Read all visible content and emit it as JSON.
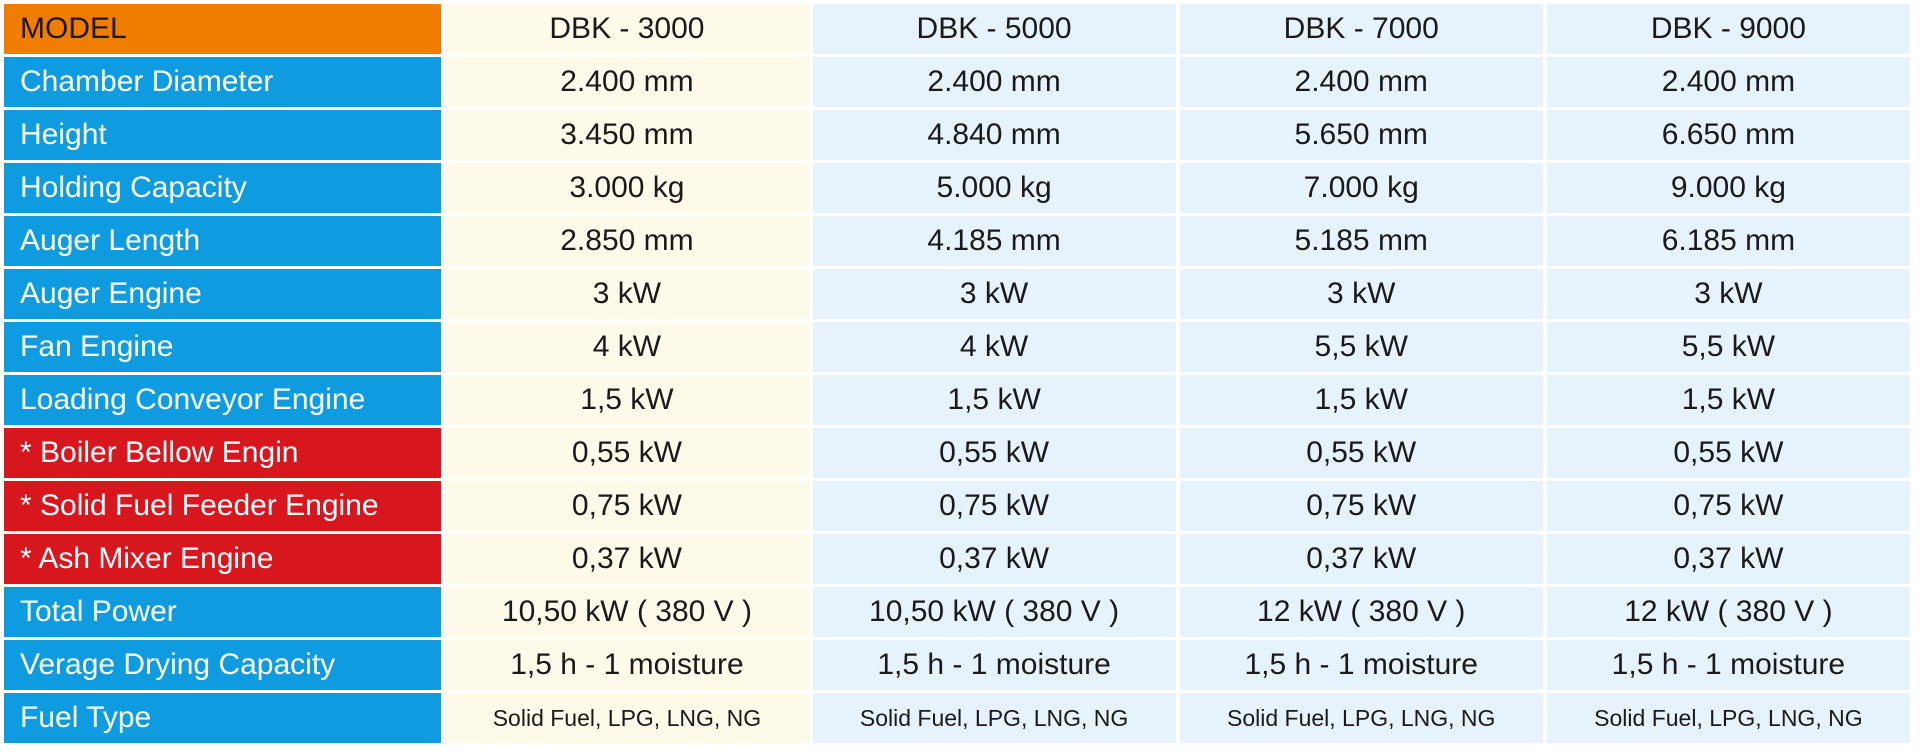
{
  "header": {
    "label": "MODEL",
    "models": [
      "DBK - 3000",
      "DBK - 5000",
      "DBK - 7000",
      "DBK - 9000"
    ]
  },
  "colors": {
    "header_label_bg": "#f07d00",
    "row_label_bg": "#0f9be0",
    "optional_row_label_bg": "#d8161e",
    "col1_bg": "#fefaea",
    "col_other_bg": "#e6f3fc"
  },
  "rows": [
    {
      "label": "Chamber Diameter",
      "style": "blue",
      "values": [
        "2.400 mm",
        "2.400 mm",
        "2.400 mm",
        "2.400 mm"
      ]
    },
    {
      "label": "Height",
      "style": "blue",
      "values": [
        "3.450 mm",
        "4.840 mm",
        "5.650 mm",
        "6.650 mm"
      ]
    },
    {
      "label": "Holding Capacity",
      "style": "blue",
      "values": [
        "3.000 kg",
        "5.000 kg",
        "7.000 kg",
        "9.000 kg"
      ]
    },
    {
      "label": "Auger Length",
      "style": "blue",
      "values": [
        "2.850 mm",
        "4.185 mm",
        "5.185 mm",
        "6.185 mm"
      ]
    },
    {
      "label": "Auger Engine",
      "style": "blue",
      "values": [
        "3 kW",
        "3 kW",
        "3 kW",
        "3 kW"
      ]
    },
    {
      "label": "Fan Engine",
      "style": "blue",
      "values": [
        "4 kW",
        "4 kW",
        "5,5 kW",
        "5,5 kW"
      ]
    },
    {
      "label": "Loading Conveyor Engine",
      "style": "blue",
      "values": [
        "1,5 kW",
        "1,5 kW",
        "1,5 kW",
        "1,5 kW"
      ]
    },
    {
      "label": "* Boiler Bellow Engin",
      "style": "red",
      "values": [
        "0,55 kW",
        "0,55 kW",
        "0,55 kW",
        "0,55 kW"
      ]
    },
    {
      "label": "* Solid Fuel Feeder Engine",
      "style": "red",
      "values": [
        "0,75 kW",
        "0,75 kW",
        "0,75 kW",
        "0,75 kW"
      ]
    },
    {
      "label": "* Ash Mixer Engine",
      "style": "red",
      "values": [
        "0,37 kW",
        "0,37 kW",
        "0,37 kW",
        "0,37 kW"
      ]
    },
    {
      "label": "Total Power",
      "style": "blue",
      "values": [
        "10,50 kW ( 380 V )",
        "10,50 kW ( 380 V )",
        "12 kW ( 380 V )",
        "12 kW ( 380 V )"
      ]
    },
    {
      "label": "Verage Drying Capacity",
      "style": "blue",
      "values": [
        "1,5 h - 1 moisture",
        "1,5 h - 1 moisture",
        "1,5 h - 1 moisture",
        "1,5 h - 1 moisture"
      ]
    },
    {
      "label": "Fuel Type",
      "style": "blue",
      "small": true,
      "values": [
        "Solid Fuel, LPG, LNG, NG",
        "Solid Fuel, LPG, LNG, NG",
        "Solid Fuel, LPG, LNG, NG",
        "Solid Fuel, LPG, LNG, NG"
      ]
    }
  ]
}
--- --- ---
_Your task_.
Gather all lines of the records that include the word "Auger".

_Response_.
      "label": "Auger Length",
      "label": "Auger Engine",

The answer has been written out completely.